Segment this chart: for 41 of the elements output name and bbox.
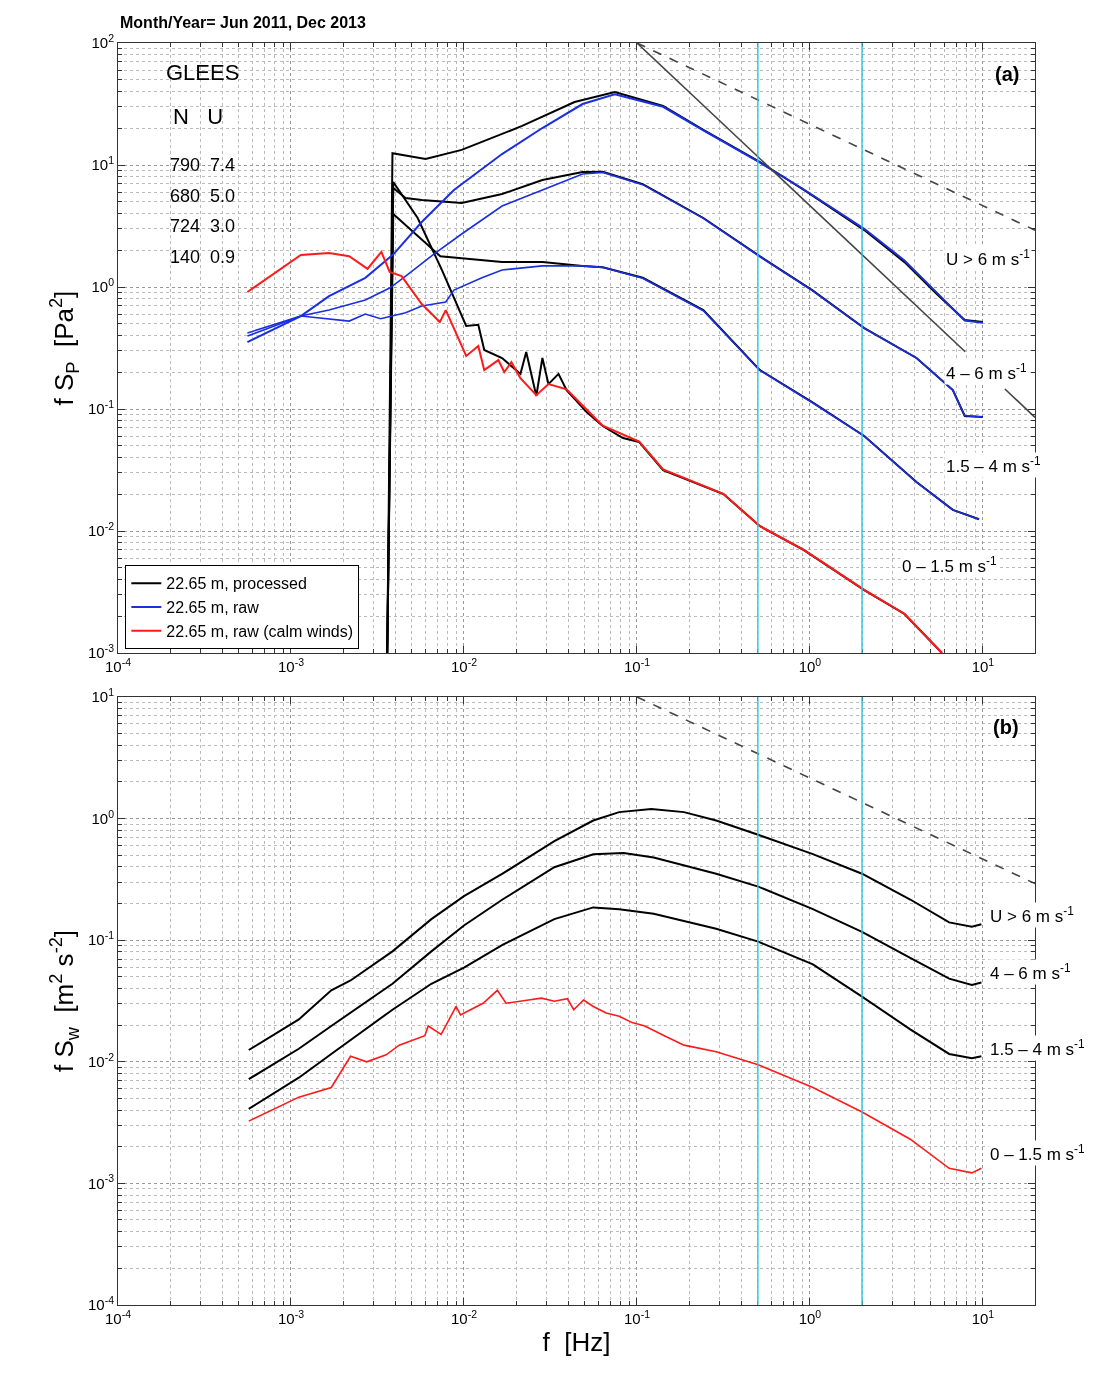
annotation: 4 – 6 m s$^{-1}$ bbox=[990, 961, 1071, 984]
x-tick-label: 10$^{-3}$ bbox=[277, 655, 305, 676]
y-tick-label: 10$^{0}$ bbox=[91, 807, 115, 827]
annotation: 0 – 1.5 m s$^{-1}$ bbox=[990, 1142, 1086, 1165]
x-tick-label: 10$^{1}$ bbox=[971, 1307, 995, 1327]
annotation: N U bbox=[173, 104, 224, 129]
x-tick-label: 10$^{-3}$ bbox=[277, 1307, 305, 1327]
x-axis-title: f [Hz] bbox=[542, 1326, 611, 1357]
x-tick-label: 10$^{-1}$ bbox=[623, 1307, 651, 1327]
y-tick-label: 10$^{1}$ bbox=[91, 685, 115, 706]
y-tick-label: 10$^{-1}$ bbox=[87, 397, 115, 418]
chart-title: Month/Year= Jun 2011, Dec 2013 bbox=[120, 14, 367, 31]
annotation: U > 6 m s$^{-1}$ bbox=[990, 904, 1075, 927]
annotation: 680 5.0 bbox=[170, 186, 236, 206]
legend-label: 22.65 m, processed bbox=[166, 575, 307, 593]
y-tick-label: 10$^{0}$ bbox=[91, 275, 115, 296]
x-tick-label: 10$^{-2}$ bbox=[450, 1307, 478, 1327]
annotation: U > 6 m s$^{-1}$ bbox=[946, 247, 1031, 270]
annotation: (a) bbox=[995, 63, 1020, 85]
annotation: 0 – 1.5 m s$^{-1}$ bbox=[902, 554, 998, 577]
y-tick-label: 10$^{-3}$ bbox=[87, 1172, 115, 1192]
legend-label: 22.65 m, raw (calm winds) bbox=[166, 623, 354, 640]
y-tick-label: 10$^{-1}$ bbox=[87, 929, 115, 949]
y-tick-label: 10$^{1}$ bbox=[91, 153, 115, 174]
annotation: (b) bbox=[993, 716, 1019, 738]
x-tick-label: 10$^{-2}$ bbox=[450, 655, 478, 676]
annotation: 1.5 – 4 m s$^{-1}$ bbox=[990, 1037, 1086, 1060]
x-tick-label: 10$^{-1}$ bbox=[623, 655, 651, 676]
annotation: 1.5 – 4 m s$^{-1}$ bbox=[946, 454, 1042, 477]
annotation: 790 7.4 bbox=[170, 155, 236, 175]
y-tick-label: 10$^{-2}$ bbox=[87, 1050, 115, 1071]
annotation: 140 0.9 bbox=[170, 247, 236, 267]
x-tick-label: 10$^{0}$ bbox=[798, 655, 822, 676]
annotation: 724 3.0 bbox=[170, 216, 236, 236]
legend-label: 22.65 m, raw bbox=[166, 599, 260, 617]
y-tick-label: 10$^{2}$ bbox=[91, 31, 115, 52]
annotation: 4 – 6 m s$^{-1}$ bbox=[946, 361, 1027, 384]
x-tick-label: 10$^{1}$ bbox=[971, 655, 995, 676]
annotation: GLEES bbox=[166, 60, 240, 85]
y-tick-label: 10$^{-2}$ bbox=[87, 519, 115, 540]
x-tick-label: 10$^{0}$ bbox=[798, 1307, 822, 1327]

- - - -

Given request:
Reproduce the rows above with "annotation" changed to "note" wherever it occurs and all else unchanged, omitting the pictures.

Answer to this task:
Segment this chart: for 41 of the elements output name and bbox.
note: 4 – 6 m s$^{-1}$ bbox=[990, 961, 1071, 984]
x-tick-label: 10$^{-3}$ bbox=[277, 655, 305, 676]
y-tick-label: 10$^{0}$ bbox=[91, 807, 115, 827]
note: 0 – 1.5 m s$^{-1}$ bbox=[990, 1142, 1086, 1165]
x-tick-label: 10$^{1}$ bbox=[971, 1307, 995, 1327]
note: N U bbox=[173, 104, 224, 129]
x-tick-label: 10$^{-3}$ bbox=[277, 1307, 305, 1327]
x-axis-title: f [Hz] bbox=[542, 1326, 611, 1357]
x-tick-label: 10$^{-1}$ bbox=[623, 1307, 651, 1327]
y-tick-label: 10$^{1}$ bbox=[91, 685, 115, 706]
y-tick-label: 10$^{-1}$ bbox=[87, 397, 115, 418]
chart-title: Month/Year= Jun 2011, Dec 2013 bbox=[120, 14, 367, 31]
note: U > 6 m s$^{-1}$ bbox=[990, 904, 1075, 927]
note: 680 5.0 bbox=[170, 186, 236, 206]
legend-label: 22.65 m, processed bbox=[166, 575, 307, 593]
y-tick-label: 10$^{0}$ bbox=[91, 275, 115, 296]
x-tick-label: 10$^{-2}$ bbox=[450, 1307, 478, 1327]
note: U > 6 m s$^{-1}$ bbox=[946, 247, 1031, 270]
note: (a) bbox=[995, 63, 1020, 85]
note: 0 – 1.5 m s$^{-1}$ bbox=[902, 554, 998, 577]
y-tick-label: 10$^{-3}$ bbox=[87, 1172, 115, 1192]
legend-label: 22.65 m, raw (calm winds) bbox=[166, 623, 354, 640]
y-tick-label: 10$^{-1}$ bbox=[87, 929, 115, 949]
y-tick-label: 10$^{1}$ bbox=[91, 153, 115, 174]
note: (b) bbox=[993, 716, 1019, 738]
x-tick-label: 10$^{-2}$ bbox=[450, 655, 478, 676]
note: 1.5 – 4 m s$^{-1}$ bbox=[990, 1037, 1086, 1060]
x-tick-label: 10$^{-1}$ bbox=[623, 655, 651, 676]
note: 1.5 – 4 m s$^{-1}$ bbox=[946, 454, 1042, 477]
note: 790 7.4 bbox=[170, 155, 236, 175]
y-tick-label: 10$^{-2}$ bbox=[87, 1050, 115, 1071]
note: 140 0.9 bbox=[170, 247, 236, 267]
x-tick-label: 10$^{0}$ bbox=[798, 655, 822, 676]
note: 724 3.0 bbox=[170, 216, 236, 236]
legend-label: 22.65 m, raw bbox=[166, 599, 260, 617]
y-tick-label: 10$^{2}$ bbox=[91, 31, 115, 52]
note: 4 – 6 m s$^{-1}$ bbox=[946, 361, 1027, 384]
x-tick-label: 10$^{1}$ bbox=[971, 655, 995, 676]
note: GLEES bbox=[166, 60, 240, 85]
y-tick-label: 10$^{-2}$ bbox=[87, 519, 115, 540]
x-tick-label: 10$^{0}$ bbox=[798, 1307, 822, 1327]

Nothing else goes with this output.